Stored data:
────────

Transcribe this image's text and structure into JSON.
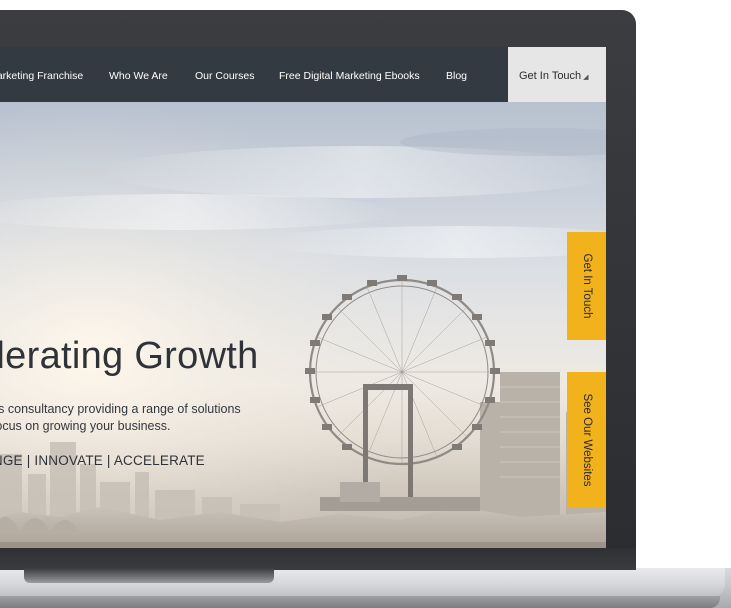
{
  "nav": {
    "items": [
      {
        "label": "al Marketing Franchise"
      },
      {
        "label": "Who We Are"
      },
      {
        "label": "Our Courses"
      },
      {
        "label": "Free Digital Marketing Ebooks"
      },
      {
        "label": "Blog"
      }
    ],
    "cta_label": "Get In Touch"
  },
  "hero": {
    "title": "elerating Growth",
    "description_line1": "ness consultancy providing a range of solutions",
    "description_line2": "at focus on growing your business.",
    "tagline": "LENGE | INNOVATE | ACCELERATE"
  },
  "side_tabs": {
    "get_in_touch": "Get In Touch",
    "see_our_websites": "See Our Websites"
  },
  "colors": {
    "nav_background": "#343a41",
    "accent": "#f2b21c",
    "cta_background": "#e6e6e6"
  },
  "icons": {
    "nav_cta_caret": "caret-icon"
  }
}
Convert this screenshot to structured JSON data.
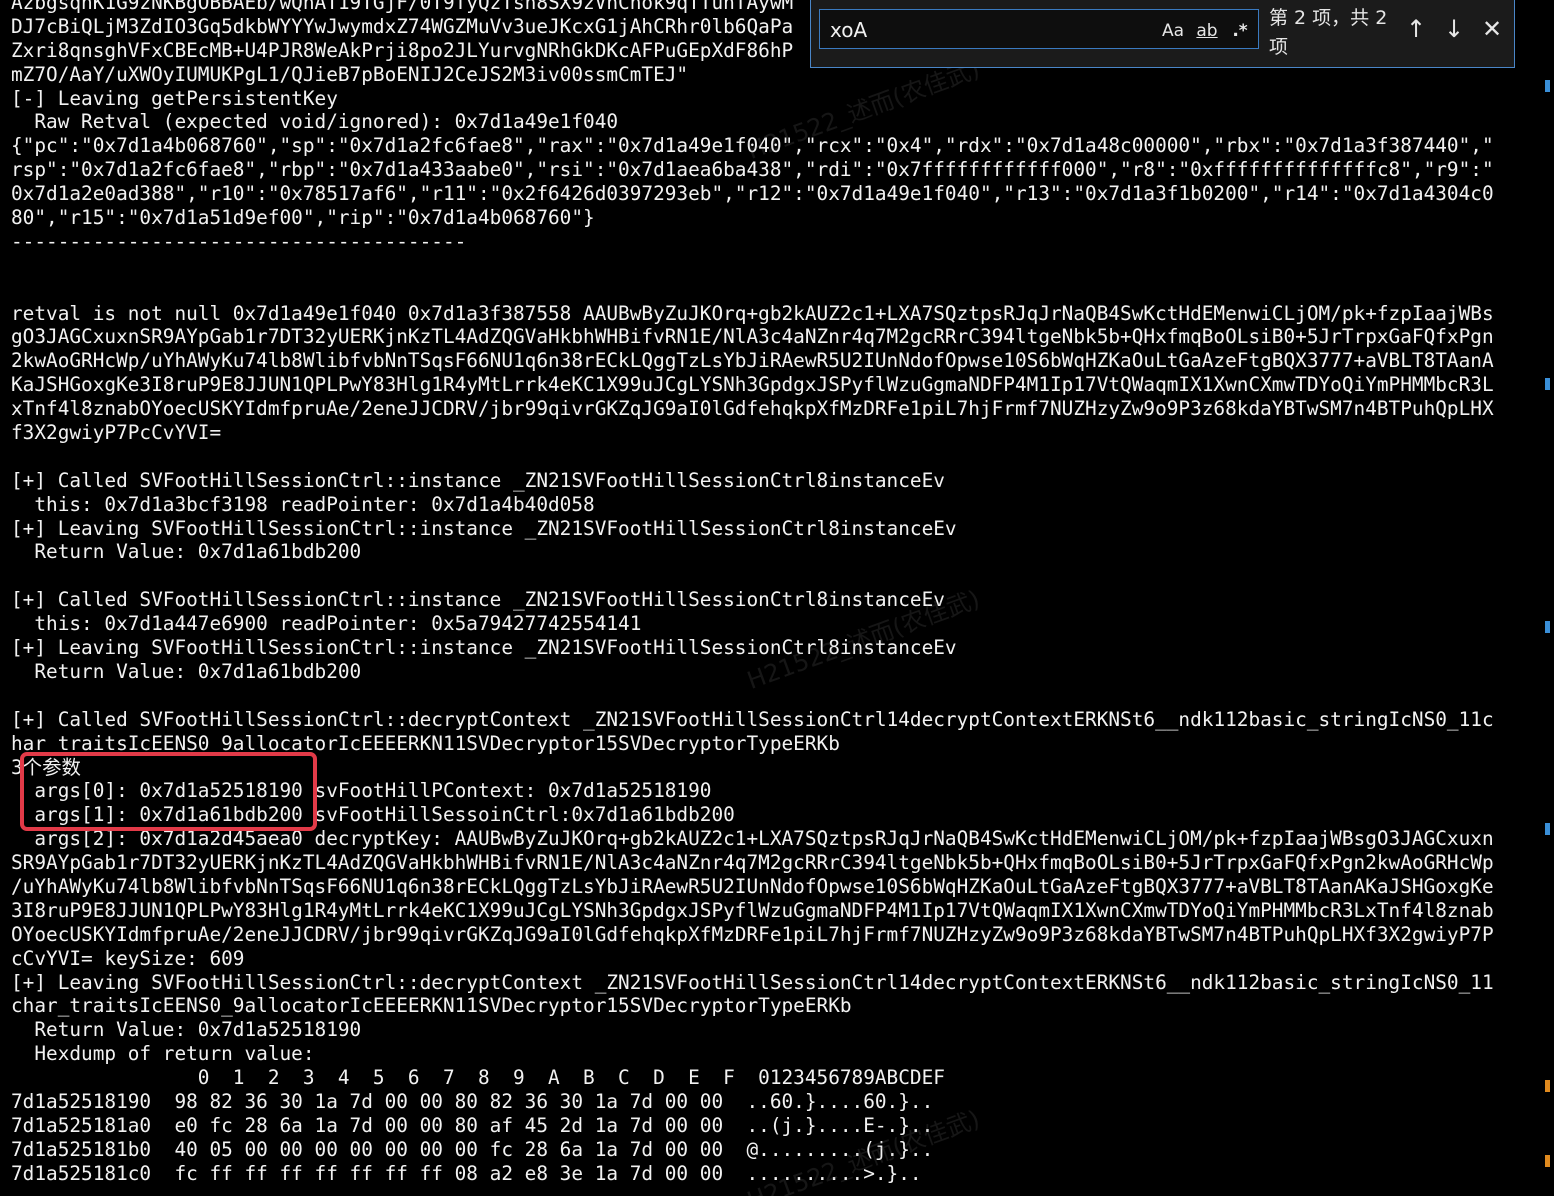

────────

**Work instructions**: Copy out each line word for word, please, skipping the images.

**Response to this exercise**:
Transcribe this image's text and structure into JSON.
{
  "nav": {
    "items": [
      {
        "label": "al Marketing Franchise"
      },
      {
        "label": "Who We Are"
      },
      {
        "label": "Our Courses"
      },
      {
        "label": "Free Digital Marketing Ebooks"
      },
      {
        "label": "Blog"
      }
    ],
    "cta_label": "Get In Touch"
  },
  "hero": {
    "title": "elerating Growth",
    "description_line1": "ness consultancy providing a range of solutions",
    "description_line2": "at focus on growing your business.",
    "tagline": "LENGE | INNOVATE | ACCELERATE"
  },
  "side_tabs": {
    "get_in_touch": "Get In Touch",
    "see_our_websites": "See Our Websites"
  },
  "colors": {
    "nav_background": "#343a41",
    "accent": "#f2b21c",
    "cta_background": "#e6e6e6"
  },
  "icons": {
    "nav_cta_caret": "caret-icon"
  }
}
Convert this screenshot to structured JSON data.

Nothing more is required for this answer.